# START OF Listing

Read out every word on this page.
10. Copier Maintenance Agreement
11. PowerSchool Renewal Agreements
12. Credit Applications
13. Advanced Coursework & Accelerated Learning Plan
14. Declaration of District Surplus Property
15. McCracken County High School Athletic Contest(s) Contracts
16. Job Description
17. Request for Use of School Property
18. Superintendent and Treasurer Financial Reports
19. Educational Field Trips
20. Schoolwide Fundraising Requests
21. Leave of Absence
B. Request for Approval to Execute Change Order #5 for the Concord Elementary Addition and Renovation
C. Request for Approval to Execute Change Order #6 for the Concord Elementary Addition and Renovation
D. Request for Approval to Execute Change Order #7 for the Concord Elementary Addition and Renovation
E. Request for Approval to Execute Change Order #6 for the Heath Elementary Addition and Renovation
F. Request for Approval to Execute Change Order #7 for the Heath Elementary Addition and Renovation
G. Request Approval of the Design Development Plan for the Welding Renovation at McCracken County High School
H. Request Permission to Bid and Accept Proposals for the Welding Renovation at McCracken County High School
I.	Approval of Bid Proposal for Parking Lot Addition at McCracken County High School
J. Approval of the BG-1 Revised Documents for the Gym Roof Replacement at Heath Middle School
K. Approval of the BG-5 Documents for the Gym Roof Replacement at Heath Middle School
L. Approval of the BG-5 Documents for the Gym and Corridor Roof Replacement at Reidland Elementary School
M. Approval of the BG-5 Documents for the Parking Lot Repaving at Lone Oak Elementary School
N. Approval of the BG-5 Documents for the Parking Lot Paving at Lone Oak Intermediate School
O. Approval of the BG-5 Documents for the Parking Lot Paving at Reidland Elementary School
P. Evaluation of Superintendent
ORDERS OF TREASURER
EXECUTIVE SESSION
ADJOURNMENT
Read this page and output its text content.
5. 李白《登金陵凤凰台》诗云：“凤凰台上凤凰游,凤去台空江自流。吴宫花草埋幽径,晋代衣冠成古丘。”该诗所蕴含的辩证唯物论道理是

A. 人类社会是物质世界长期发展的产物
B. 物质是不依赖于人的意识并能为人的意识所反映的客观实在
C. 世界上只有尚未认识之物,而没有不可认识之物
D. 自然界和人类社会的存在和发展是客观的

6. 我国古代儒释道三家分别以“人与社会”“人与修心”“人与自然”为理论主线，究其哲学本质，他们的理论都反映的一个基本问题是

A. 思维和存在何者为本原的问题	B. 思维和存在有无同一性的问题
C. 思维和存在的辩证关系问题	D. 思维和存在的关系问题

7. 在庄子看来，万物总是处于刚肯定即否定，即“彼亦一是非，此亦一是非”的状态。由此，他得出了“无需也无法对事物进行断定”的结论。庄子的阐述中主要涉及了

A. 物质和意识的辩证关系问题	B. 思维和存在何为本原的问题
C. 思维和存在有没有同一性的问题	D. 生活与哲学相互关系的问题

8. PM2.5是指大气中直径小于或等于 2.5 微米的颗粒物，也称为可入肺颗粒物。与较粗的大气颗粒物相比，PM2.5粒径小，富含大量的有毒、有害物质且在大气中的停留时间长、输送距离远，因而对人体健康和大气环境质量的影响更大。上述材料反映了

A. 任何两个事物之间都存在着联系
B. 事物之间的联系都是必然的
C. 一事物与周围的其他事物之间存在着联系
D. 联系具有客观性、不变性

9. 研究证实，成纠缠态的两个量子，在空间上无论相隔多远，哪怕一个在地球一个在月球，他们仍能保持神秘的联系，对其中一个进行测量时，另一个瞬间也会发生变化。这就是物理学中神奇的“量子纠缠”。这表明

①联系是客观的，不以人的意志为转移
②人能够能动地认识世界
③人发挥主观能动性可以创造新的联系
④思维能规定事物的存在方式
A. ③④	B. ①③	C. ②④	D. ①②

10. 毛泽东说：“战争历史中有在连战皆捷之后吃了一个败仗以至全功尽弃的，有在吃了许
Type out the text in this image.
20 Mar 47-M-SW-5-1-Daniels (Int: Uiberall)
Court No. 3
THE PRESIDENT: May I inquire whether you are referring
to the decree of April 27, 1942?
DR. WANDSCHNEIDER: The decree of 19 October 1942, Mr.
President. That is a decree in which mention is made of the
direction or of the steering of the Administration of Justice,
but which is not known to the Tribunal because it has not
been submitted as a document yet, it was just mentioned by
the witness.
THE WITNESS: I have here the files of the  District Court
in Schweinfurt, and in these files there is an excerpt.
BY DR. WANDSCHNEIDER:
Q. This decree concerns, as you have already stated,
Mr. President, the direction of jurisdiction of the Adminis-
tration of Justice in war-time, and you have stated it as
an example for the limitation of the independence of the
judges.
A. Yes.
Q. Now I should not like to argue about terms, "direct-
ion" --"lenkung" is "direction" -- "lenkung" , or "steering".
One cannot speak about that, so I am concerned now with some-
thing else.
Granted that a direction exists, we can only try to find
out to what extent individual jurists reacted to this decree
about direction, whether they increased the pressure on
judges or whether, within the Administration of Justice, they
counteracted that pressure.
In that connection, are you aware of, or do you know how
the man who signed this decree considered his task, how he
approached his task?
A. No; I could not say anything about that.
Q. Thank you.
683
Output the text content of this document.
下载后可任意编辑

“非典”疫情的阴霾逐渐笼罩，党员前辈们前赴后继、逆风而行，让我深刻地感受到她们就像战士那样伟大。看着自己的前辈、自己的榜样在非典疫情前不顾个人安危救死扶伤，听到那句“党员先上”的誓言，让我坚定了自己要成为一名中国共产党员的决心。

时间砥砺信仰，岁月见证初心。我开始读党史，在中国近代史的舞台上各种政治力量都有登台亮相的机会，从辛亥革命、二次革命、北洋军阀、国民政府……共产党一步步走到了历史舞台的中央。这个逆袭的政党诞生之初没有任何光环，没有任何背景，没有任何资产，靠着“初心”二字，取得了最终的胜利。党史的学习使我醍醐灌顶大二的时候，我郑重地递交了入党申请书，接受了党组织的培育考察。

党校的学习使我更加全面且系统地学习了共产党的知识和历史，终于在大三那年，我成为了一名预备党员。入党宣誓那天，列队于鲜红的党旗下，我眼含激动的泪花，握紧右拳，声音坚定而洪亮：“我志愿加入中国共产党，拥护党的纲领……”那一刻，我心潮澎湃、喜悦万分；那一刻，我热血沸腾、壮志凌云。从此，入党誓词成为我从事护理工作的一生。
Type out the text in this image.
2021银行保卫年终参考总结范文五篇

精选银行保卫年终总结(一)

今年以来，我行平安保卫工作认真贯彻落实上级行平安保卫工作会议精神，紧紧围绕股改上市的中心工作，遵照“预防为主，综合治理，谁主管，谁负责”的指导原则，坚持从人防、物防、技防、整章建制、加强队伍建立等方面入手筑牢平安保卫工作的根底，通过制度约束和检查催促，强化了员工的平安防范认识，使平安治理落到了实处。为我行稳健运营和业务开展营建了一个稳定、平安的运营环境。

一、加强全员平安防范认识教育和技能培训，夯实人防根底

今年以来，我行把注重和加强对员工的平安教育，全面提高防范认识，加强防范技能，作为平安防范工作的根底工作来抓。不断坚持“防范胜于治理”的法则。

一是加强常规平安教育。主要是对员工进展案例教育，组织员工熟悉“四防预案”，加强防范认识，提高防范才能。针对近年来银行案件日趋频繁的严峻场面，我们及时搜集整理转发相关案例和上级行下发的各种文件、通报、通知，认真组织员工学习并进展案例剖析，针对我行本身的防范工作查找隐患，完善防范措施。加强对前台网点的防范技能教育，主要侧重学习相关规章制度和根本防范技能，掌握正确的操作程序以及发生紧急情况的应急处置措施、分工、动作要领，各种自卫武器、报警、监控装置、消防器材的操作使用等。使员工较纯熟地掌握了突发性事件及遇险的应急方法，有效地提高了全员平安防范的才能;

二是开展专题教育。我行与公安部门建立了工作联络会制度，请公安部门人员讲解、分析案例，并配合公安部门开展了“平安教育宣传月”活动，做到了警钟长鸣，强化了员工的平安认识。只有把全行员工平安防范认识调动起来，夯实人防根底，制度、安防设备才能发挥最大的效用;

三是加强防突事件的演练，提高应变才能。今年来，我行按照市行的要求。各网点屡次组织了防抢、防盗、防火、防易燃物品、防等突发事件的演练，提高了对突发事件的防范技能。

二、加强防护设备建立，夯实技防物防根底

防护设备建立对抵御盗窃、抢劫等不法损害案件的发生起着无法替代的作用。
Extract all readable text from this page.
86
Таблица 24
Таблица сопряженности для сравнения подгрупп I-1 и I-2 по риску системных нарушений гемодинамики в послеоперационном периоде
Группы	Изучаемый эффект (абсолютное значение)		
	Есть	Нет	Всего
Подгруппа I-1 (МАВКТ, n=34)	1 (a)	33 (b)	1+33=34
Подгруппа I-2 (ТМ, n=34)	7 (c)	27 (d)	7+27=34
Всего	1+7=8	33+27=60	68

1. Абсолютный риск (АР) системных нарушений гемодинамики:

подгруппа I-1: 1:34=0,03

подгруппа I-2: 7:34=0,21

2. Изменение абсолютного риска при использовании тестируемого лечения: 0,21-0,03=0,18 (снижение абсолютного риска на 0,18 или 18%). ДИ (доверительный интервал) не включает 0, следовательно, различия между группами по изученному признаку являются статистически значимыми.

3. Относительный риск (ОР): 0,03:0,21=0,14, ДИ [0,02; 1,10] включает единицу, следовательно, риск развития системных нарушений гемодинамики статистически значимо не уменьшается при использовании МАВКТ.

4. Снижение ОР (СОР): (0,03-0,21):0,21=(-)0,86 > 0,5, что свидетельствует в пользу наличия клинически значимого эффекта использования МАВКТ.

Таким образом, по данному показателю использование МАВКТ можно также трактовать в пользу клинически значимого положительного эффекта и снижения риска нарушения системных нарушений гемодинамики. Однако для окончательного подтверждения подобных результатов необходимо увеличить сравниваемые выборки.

# END OF Listing

▸ **Request**:
Show every line from the entries above in which the word "files" appears.

▸ **Output**:
THE WITNESS: I have here the files of the  District Court
in Schweinfurt, and in these files there is an excerpt.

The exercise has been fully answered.